Document section →
-=-=-=-=-
152

Case No. 1,887.

BRISCOE v. HINMAN.

[1 Deady, 588;3 10 Int. Rev. Rec. 53; 1 Chi. Leg. News. 377.]

District Court, D. Oregon.

June 25, 1869.

QUI TAM AND PENAL ACTIONS—UNLICENSED STEAMBOAT—ACTION AGAINST COLLECTOR—REQUISITES OF COMPLAINT.

1. In an action for a penalty given by statute the complaint must state that the act of omission by which it was incurred was done or omitted contrary to the statute.

[Distinguished in The Idaho. 29 Fed. 189. Cited in Fish v. Manning, 31 Fed. 341.]

[See Cloud v. Hewitt. Case No. 2,904; The Betsy, Id. 1,365; Barney v. Washington, Id. 1,033; Cross U. S., Id. 3,434.]

2. In an action for a penalty by a private person the complaint must allege the right of the plaintiff to sue therefor.

3. In an action against a collector of customs for the penalty given by section 24 of the steamboat act of 1852 (10 Stat. 71), it must appear from the complaint, with reasonable certainty as to time and place, that the vessel was engaged in carrying passengers while navigating the waters of the United States.

4. The allegations that a vessel was engaged in carrying passengers between January 1 and May 1, 1868, and that on certain trips such vessel carried goods or passengers, are bad for uncertainty.
-=-=-=-=-
List of tasks →
a - Reproduce the passage of the Briscoe v. Hinman case summary word for word, starting with "[1 Deady, 588;3" and going on through "COLLECTOR—REQUISITES OF COMPLAINT.".
b - Using the Briscoe v. Hinman case summary, decide whether each statement agrees with it: (i) The case was heard in a district court in Oregon. (ii) The steamboat act discussed in the case dates from 1868. (iii) When a private person sues for a penalty, the complaint has to allege that person's right to sue. Answer yes or no for each, quoting the words that settle it.
c - Extend the Briscoe v. Hinman case summary, picking up right after its last sentence.

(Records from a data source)
-=-=-=-=-
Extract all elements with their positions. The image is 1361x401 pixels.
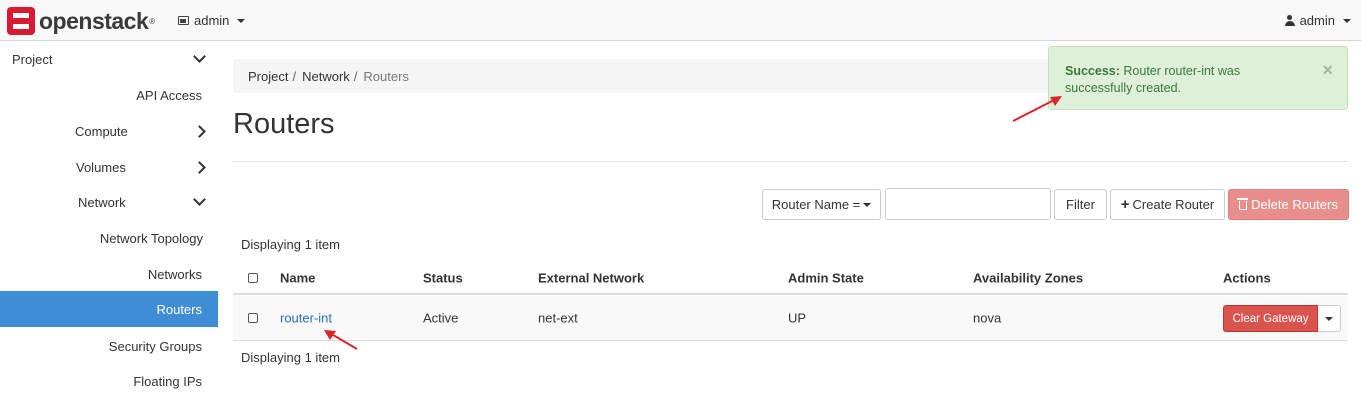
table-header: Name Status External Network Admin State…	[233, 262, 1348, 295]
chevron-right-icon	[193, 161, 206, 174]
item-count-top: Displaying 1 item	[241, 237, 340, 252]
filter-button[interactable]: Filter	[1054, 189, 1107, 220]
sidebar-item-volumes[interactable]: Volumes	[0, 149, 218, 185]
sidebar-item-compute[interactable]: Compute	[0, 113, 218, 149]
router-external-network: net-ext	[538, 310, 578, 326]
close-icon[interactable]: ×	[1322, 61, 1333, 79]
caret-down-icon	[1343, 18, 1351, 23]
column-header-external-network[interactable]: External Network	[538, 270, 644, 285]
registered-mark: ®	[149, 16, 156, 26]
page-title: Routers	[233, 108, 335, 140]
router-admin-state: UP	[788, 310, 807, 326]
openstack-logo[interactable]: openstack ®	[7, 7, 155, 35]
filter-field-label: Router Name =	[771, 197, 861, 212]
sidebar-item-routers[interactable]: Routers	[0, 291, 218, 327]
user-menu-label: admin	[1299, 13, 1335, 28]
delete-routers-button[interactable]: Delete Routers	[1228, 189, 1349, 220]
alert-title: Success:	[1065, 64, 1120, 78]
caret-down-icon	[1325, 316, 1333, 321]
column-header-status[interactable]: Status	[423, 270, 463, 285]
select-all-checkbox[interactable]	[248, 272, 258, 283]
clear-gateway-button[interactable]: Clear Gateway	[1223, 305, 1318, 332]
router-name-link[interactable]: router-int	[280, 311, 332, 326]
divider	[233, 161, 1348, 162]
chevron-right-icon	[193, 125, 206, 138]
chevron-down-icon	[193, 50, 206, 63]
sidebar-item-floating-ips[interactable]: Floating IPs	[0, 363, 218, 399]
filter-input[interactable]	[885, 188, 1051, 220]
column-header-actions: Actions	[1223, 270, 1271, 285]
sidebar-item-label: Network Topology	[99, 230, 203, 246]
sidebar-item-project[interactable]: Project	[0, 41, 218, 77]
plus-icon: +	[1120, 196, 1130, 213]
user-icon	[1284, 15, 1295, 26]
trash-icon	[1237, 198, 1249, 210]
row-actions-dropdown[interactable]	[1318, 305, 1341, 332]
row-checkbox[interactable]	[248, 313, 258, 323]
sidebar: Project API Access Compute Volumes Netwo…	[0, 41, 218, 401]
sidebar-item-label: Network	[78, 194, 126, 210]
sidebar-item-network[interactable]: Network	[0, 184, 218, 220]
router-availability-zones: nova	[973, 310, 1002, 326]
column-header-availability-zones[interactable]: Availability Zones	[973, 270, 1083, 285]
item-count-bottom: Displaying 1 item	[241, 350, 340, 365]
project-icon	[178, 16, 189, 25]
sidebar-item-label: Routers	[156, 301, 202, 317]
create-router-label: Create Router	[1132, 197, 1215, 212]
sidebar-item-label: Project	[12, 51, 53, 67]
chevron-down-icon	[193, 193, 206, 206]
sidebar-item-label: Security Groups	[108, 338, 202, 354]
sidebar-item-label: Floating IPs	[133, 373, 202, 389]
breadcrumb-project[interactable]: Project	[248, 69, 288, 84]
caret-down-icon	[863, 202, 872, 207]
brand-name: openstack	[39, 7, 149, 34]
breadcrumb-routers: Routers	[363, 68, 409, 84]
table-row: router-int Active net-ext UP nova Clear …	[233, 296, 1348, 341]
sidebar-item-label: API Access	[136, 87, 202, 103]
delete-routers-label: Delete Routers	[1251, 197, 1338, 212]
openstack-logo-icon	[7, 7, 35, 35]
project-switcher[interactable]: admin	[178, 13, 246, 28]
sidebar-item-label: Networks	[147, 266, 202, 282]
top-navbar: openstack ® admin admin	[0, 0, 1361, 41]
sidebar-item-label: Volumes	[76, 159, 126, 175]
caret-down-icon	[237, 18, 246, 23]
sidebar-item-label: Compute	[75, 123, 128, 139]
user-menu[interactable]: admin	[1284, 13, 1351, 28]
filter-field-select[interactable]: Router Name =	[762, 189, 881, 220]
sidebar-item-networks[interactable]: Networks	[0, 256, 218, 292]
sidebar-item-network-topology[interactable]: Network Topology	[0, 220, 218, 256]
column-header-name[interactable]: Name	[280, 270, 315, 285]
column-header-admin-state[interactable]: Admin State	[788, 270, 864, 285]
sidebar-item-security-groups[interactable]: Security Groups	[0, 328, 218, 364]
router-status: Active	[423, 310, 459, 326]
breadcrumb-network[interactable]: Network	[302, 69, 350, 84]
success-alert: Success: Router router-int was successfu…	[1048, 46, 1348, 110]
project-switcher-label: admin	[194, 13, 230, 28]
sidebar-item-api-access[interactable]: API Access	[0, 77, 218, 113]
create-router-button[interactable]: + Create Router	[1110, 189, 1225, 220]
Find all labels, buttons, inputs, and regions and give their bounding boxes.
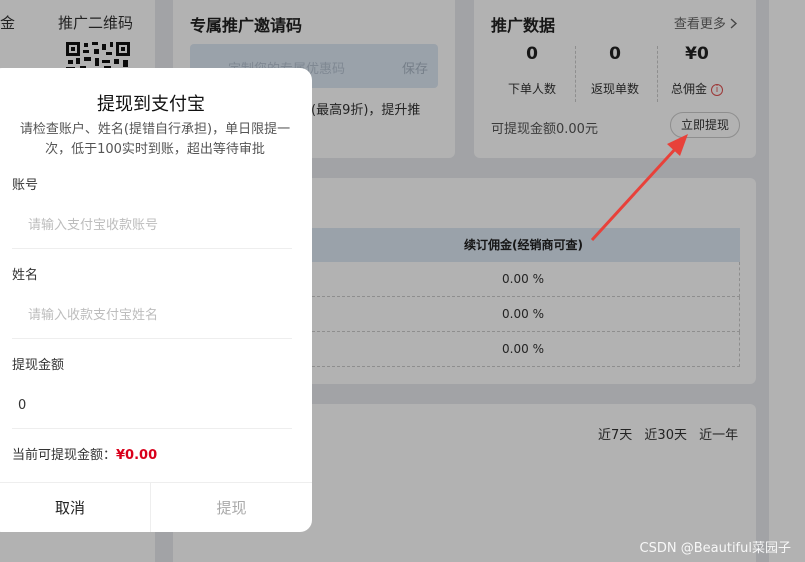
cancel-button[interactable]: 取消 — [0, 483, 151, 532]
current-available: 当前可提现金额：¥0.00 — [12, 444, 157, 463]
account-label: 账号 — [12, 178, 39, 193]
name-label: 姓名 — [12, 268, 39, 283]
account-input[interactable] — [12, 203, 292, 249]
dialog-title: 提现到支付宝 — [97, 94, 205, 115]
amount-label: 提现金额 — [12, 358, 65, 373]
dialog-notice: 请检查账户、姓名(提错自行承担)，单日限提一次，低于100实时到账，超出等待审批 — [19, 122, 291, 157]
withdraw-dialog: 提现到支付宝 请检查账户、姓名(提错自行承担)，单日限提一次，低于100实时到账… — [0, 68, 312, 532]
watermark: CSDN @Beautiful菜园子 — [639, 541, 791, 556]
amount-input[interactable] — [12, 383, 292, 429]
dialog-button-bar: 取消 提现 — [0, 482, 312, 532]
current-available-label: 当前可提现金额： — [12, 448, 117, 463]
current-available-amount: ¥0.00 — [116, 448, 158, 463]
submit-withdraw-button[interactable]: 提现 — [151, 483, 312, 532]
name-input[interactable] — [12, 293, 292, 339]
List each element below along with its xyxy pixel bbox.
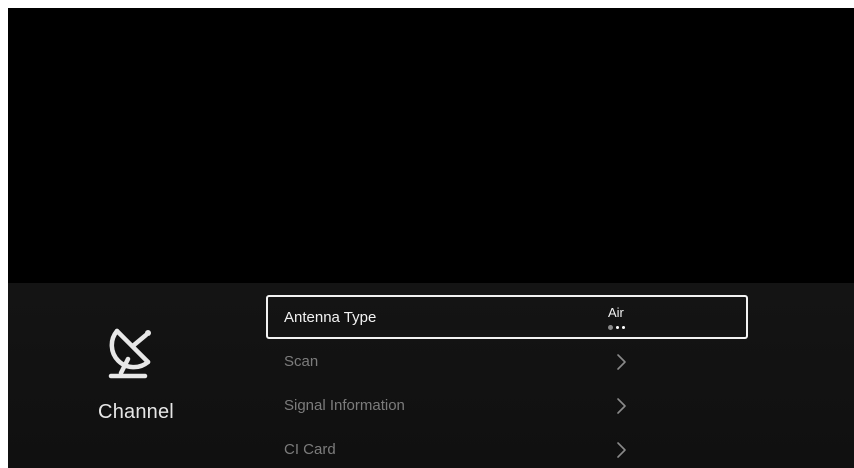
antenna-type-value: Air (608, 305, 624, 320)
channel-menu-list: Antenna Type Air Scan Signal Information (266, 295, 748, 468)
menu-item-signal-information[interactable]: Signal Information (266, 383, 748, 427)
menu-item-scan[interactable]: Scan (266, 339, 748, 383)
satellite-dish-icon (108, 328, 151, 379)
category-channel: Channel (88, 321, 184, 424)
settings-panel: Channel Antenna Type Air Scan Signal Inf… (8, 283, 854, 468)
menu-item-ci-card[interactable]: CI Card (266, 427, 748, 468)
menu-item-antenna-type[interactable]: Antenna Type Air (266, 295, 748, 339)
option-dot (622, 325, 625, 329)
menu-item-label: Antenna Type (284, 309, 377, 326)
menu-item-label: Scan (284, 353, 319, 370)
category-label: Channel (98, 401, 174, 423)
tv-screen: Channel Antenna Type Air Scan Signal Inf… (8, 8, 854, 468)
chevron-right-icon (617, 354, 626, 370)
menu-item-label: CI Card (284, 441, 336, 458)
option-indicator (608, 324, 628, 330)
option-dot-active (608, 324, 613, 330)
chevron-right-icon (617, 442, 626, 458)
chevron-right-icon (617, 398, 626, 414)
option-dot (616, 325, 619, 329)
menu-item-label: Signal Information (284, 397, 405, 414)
-=-=-=-=-
The responses →
a -
[1 Deady, 588;3 10 Int. Rev. Rec. 53; 1 Chi. Leg. News. 377.]

District Court, D. Oregon.

June 25, 1869.

QUI TAM AND PENAL ACTIONS—UNLICENSED STEAMBOAT—ACTION AGAINST COLLECTOR—REQUISITES OF COMPLAINT.

b -
(i) Yes: "District Court, D. Oregon."
(ii) No: "section 24 of the steamboat act of 1852 (10 Stat. 71)"
(iii) Yes: "In an action for a penalty by a private person the complaint must allege the right of the plaintiff to sue therefor."

c -
[At law. Action by John Briscoe against Alanson Hinman to recover a penalty incurred under section 24 of the steamboat act of 1852 (10 Stat. 71). Defendant's demurrer to the complaint sustained.]

John H. Reed, for plaintiff.

Erasmus D. Shattuck, for defendant.

DEADY, District Judge. This action is brought to recover of the defendant, as collector of customs for the district of Oregon, fifteen penalties of $100 each.

The complaint alleges, that between January 1 and May 1, 1868, a steamboat “called the Ranier,” of about——tons burden, was engaged in navigating the waters of the Columbia river, within said district, and in carrying passengers and freight therein. That between the dates aforesaid and on certain dates named there—in, said steamboat arrived and departed from and made trips upon said Columbia river, within said district, from and to certain places named therein—in all fifteen in number. That at the several times above mentioned, the Ranier transported goods, wares and merchandise, or passengers, on said Columbia river, and that on neither of said days, nor at any time between the dates aforesaid, had the Ranier any certificate or license as by law required; “and that the defendant, collector of customs as aforesaid, has negligently or intentionally omitted to enforce the provisions of law against said steamboat for each and every violation thereof as aforesaid; wherefore the plaintiff demands judgment against defendant for the sum of $100 for each omission of the duty of said defendant as above mentioned,” etc.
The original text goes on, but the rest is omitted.